++++ Data for processing ++++

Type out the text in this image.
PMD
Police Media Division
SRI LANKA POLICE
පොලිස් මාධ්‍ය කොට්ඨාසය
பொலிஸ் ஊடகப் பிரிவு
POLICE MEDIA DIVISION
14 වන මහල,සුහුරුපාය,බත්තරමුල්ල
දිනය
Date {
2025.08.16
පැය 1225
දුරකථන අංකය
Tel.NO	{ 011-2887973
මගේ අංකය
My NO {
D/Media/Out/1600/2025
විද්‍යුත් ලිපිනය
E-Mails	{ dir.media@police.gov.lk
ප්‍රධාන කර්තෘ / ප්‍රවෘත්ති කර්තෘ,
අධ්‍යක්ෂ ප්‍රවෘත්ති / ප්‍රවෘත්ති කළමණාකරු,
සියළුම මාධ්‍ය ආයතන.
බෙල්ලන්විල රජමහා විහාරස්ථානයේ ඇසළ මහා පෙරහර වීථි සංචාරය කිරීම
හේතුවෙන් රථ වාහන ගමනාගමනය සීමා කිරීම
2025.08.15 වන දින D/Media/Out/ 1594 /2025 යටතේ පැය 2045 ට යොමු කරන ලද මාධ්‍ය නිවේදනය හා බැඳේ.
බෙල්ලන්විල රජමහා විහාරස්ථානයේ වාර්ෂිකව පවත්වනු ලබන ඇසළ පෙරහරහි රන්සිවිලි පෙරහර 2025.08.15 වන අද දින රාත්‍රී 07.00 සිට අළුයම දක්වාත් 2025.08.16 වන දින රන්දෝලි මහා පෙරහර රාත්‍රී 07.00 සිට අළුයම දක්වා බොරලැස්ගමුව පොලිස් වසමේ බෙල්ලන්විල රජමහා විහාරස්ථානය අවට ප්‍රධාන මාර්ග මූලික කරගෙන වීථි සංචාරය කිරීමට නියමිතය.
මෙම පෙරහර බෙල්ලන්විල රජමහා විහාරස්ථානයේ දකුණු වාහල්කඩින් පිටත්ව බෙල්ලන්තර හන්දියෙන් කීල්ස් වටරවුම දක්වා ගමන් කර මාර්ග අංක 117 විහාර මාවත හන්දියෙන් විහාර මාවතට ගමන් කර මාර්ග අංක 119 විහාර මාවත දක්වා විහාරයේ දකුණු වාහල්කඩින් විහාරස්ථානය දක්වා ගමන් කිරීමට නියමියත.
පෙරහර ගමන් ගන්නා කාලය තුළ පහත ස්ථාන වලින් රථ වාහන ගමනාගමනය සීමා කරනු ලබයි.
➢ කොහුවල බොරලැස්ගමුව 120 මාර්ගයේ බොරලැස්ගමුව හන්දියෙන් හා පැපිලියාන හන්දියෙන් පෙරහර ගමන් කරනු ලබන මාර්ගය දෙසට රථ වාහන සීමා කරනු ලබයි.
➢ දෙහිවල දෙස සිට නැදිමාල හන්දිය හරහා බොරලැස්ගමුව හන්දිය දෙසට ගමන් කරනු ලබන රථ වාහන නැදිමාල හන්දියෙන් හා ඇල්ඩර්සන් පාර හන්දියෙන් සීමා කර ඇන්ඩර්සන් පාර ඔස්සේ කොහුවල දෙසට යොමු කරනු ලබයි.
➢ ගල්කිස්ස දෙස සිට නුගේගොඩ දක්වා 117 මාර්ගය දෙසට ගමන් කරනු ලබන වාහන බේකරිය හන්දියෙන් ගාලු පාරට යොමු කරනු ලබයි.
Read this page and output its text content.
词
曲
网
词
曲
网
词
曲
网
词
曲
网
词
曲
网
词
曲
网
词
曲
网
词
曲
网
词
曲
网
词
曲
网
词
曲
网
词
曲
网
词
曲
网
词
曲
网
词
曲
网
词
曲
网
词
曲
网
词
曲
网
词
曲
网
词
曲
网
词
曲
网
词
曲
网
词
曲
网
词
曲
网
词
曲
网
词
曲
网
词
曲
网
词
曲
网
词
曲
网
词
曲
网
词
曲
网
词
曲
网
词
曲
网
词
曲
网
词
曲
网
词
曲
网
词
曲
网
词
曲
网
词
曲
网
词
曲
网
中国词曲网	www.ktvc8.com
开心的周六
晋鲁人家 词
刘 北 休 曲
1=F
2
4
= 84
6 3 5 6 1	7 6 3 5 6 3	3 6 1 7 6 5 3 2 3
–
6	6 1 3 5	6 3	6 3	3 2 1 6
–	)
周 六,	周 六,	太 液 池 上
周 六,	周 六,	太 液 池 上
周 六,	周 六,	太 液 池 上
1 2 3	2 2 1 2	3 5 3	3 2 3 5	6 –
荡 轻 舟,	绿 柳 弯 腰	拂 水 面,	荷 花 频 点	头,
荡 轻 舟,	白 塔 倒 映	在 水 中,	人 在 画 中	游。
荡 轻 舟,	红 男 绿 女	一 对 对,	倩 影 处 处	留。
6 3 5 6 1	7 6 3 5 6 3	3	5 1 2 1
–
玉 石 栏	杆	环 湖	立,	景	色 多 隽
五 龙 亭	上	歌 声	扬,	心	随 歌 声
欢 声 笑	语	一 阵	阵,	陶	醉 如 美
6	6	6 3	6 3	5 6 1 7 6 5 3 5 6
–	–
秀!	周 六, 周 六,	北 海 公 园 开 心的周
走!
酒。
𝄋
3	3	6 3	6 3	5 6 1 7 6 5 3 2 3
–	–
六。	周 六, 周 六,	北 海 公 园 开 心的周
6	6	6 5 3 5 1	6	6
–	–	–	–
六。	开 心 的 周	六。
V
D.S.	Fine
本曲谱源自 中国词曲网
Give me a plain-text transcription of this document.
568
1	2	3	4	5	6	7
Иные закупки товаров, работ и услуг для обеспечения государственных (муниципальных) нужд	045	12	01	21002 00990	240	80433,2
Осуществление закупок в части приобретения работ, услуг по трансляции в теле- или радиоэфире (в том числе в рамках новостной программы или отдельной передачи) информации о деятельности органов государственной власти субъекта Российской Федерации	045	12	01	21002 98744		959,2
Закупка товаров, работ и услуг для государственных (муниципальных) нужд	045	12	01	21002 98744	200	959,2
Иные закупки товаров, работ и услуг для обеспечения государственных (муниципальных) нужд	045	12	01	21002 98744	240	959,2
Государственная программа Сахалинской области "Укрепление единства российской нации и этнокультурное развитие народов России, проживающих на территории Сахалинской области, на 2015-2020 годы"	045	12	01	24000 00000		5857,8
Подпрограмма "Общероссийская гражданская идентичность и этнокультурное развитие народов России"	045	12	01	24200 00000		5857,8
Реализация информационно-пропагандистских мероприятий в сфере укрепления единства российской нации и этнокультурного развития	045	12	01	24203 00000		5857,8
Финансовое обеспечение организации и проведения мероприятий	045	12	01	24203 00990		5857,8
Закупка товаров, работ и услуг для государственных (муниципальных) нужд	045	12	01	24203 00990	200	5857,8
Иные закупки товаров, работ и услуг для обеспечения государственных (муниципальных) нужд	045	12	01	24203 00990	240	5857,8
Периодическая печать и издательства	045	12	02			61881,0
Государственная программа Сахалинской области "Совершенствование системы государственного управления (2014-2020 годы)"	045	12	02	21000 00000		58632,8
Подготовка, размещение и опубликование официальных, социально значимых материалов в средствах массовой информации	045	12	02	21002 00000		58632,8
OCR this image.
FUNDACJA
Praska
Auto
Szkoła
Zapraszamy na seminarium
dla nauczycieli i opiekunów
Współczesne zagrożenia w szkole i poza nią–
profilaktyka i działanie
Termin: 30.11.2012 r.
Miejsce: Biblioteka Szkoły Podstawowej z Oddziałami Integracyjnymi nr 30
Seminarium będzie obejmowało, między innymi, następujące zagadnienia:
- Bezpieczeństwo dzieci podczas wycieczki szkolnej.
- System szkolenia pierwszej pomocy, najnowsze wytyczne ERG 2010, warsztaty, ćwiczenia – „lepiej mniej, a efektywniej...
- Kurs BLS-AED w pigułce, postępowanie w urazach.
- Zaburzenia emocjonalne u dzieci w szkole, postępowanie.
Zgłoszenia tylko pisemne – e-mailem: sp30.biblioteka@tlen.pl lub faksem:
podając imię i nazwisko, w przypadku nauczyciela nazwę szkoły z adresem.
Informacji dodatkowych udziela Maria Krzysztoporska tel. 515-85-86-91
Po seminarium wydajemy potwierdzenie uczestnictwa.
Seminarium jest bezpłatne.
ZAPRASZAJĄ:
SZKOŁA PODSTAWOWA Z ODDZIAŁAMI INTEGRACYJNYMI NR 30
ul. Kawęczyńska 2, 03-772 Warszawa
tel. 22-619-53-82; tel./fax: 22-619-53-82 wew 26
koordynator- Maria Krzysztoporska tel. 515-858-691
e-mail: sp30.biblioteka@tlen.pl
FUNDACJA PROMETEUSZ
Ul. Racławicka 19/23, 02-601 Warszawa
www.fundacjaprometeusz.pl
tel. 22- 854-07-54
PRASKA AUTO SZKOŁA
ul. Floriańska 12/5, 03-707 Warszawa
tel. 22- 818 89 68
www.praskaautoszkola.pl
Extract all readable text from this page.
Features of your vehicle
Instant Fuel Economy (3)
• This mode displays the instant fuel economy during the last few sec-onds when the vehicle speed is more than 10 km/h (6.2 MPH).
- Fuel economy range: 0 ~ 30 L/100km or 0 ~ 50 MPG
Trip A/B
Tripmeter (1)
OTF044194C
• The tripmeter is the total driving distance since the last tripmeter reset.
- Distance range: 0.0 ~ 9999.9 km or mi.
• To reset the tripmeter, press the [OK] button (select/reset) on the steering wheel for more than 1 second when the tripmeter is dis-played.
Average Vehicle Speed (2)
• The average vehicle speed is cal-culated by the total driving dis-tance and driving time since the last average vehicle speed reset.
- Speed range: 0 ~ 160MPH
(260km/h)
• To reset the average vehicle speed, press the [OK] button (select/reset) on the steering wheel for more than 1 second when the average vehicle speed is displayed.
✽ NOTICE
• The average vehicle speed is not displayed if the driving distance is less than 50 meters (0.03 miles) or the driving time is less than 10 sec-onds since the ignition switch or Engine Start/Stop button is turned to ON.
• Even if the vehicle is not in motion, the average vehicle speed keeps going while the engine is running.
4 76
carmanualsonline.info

++++

▶ [Request]
Pull every line containing the word "press" out of the entries above.

▶ [The output]
• To reset the tripmeter, press the [OK] button (select/reset) on the steering wheel for more than 1 second when the tripmeter is dis-played.
• To reset the average vehicle speed, press the [OK] button (select/reset) on the steering wheel for more than 1 second when the average vehicle speed is displayed.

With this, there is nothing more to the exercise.